Problem to solve >> Leave out the pictures; transcribe all else exactly.

Dataset entries >>
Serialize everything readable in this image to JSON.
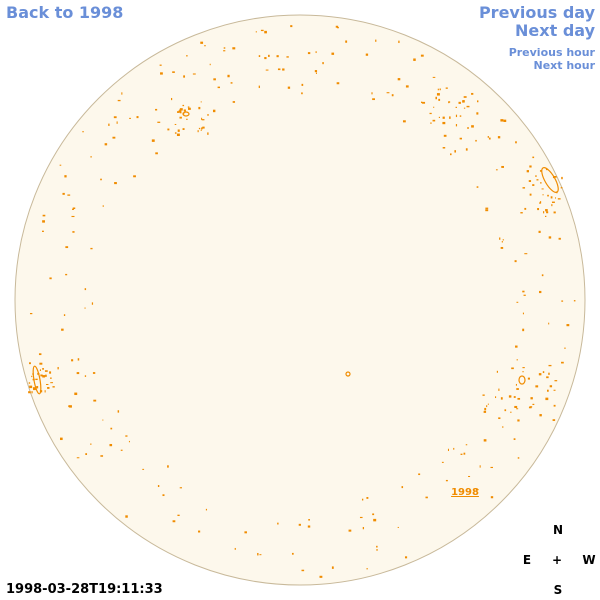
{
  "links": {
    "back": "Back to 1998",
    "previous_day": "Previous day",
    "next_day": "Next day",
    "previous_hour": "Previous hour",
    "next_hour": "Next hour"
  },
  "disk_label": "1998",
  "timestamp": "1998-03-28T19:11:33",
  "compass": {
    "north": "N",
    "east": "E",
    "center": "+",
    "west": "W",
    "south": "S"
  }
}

Answer to this task >>
Serialize everything readable in this image to JSON.
{
  "links": {
    "back": "Back to 1998",
    "previous_day": "Previous day",
    "next_day": "Next day",
    "previous_hour": "Previous hour",
    "next_hour": "Next hour"
  },
  "disk_label": "1998",
  "timestamp": "1998-03-28T19:11:33",
  "compass": {
    "north": "N",
    "east": "E",
    "center": "+",
    "west": "W",
    "south": "S"
  }
}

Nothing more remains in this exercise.